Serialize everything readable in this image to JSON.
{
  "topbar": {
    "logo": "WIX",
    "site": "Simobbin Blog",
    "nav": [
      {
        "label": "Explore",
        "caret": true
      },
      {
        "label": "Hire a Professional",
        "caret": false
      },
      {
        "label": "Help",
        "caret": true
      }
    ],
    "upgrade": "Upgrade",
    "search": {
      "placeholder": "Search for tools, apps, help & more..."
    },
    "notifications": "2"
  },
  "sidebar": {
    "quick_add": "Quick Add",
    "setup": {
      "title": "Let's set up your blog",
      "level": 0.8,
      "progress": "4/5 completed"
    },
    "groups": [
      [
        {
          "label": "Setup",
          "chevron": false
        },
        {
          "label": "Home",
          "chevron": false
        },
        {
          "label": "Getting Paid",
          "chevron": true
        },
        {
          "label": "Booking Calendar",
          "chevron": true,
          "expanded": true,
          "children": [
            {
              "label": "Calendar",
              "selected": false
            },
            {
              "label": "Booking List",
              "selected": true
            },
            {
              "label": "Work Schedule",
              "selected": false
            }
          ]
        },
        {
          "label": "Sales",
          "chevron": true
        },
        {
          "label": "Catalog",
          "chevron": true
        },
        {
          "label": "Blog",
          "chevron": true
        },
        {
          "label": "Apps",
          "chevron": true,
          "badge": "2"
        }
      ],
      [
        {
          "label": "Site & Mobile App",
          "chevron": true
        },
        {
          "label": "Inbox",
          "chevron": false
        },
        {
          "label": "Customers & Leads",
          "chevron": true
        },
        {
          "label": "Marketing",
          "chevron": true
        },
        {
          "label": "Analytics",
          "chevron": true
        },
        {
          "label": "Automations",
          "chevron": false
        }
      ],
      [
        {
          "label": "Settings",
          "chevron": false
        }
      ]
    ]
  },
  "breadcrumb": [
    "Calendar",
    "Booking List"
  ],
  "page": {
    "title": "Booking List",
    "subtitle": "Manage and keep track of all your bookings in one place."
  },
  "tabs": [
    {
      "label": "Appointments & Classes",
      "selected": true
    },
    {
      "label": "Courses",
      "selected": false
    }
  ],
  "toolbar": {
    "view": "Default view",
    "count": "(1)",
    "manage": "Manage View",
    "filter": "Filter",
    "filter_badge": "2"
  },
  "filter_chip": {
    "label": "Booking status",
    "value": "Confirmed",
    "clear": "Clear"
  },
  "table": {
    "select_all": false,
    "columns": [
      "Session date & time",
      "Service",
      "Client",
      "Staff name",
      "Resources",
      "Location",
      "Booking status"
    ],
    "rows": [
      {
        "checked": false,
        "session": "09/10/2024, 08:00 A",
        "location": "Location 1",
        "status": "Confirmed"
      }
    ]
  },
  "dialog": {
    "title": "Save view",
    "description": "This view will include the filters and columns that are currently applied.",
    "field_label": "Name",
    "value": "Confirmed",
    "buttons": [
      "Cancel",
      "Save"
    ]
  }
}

= = = = = = =

TO DO
Copy the material above back out, exactly as written.

EXPECTED OUTPUT
Serialize everything readable in this image to JSON.
{
  "topbar": {
    "logo": "WIX",
    "site": "Simobbin Blog",
    "nav": [
      {
        "label": "Explore",
        "caret": true
      },
      {
        "label": "Hire a Professional",
        "caret": false
      },
      {
        "label": "Help",
        "caret": true
      }
    ],
    "upgrade": "Upgrade",
    "search": {
      "placeholder": "Search for tools, apps, help & more..."
    },
    "notifications": "2"
  },
  "sidebar": {
    "quick_add": "Quick Add",
    "setup": {
      "title": "Let's set up your blog",
      "level": 0.8,
      "progress": "4/5 completed"
    },
    "groups": [
      [
        {
          "label": "Setup",
          "chevron": false
        },
        {
          "label": "Home",
          "chevron": false
        },
        {
          "label": "Getting Paid",
          "chevron": true
        },
        {
          "label": "Booking Calendar",
          "chevron": true,
          "expanded": true,
          "children": [
            {
              "label": "Calendar",
              "selected": false
            },
            {
              "label": "Booking List",
              "selected": true
            },
            {
              "label": "Work Schedule",
              "selected": false
            }
          ]
        },
        {
          "label": "Sales",
          "chevron": true
        },
        {
          "label": "Catalog",
          "chevron": true
        },
        {
          "label": "Blog",
          "chevron": true
        },
        {
          "label": "Apps",
          "chevron": true,
          "badge": "2"
        }
      ],
      [
        {
          "label": "Site & Mobile App",
          "chevron": true
        },
        {
          "label": "Inbox",
          "chevron": false
        },
        {
          "label": "Customers & Leads",
          "chevron": true
        },
        {
          "label": "Marketing",
          "chevron": true
        },
        {
          "label": "Analytics",
          "chevron": true
        },
        {
          "label": "Automations",
          "chevron": false
        }
      ],
      [
        {
          "label": "Settings",
          "chevron": false
        }
      ]
    ]
  },
  "breadcrumb": [
    "Calendar",
    "Booking List"
  ],
  "page": {
    "title": "Booking List",
    "subtitle": "Manage and keep track of all your bookings in one place."
  },
  "tabs": [
    {
      "label": "Appointments & Classes",
      "selected": true
    },
    {
      "label": "Courses",
      "selected": false
    }
  ],
  "toolbar": {
    "view": "Default view",
    "count": "(1)",
    "manage": "Manage View",
    "filter": "Filter",
    "filter_badge": "2"
  },
  "filter_chip": {
    "label": "Booking status",
    "value": "Confirmed",
    "clear": "Clear"
  },
  "table": {
    "select_all": false,
    "columns": [
      "Session date & time",
      "Service",
      "Client",
      "Staff name",
      "Resources",
      "Location",
      "Booking status"
    ],
    "rows": [
      {
        "checked": false,
        "session": "09/10/2024, 08:00 A",
        "location": "Location 1",
        "status": "Confirmed"
      }
    ]
  },
  "dialog": {
    "title": "Save view",
    "description": "This view will include the filters and columns that are currently applied.",
    "field_label": "Name",
    "value": "Confirmed",
    "buttons": [
      "Cancel",
      "Save"
    ]
  }
}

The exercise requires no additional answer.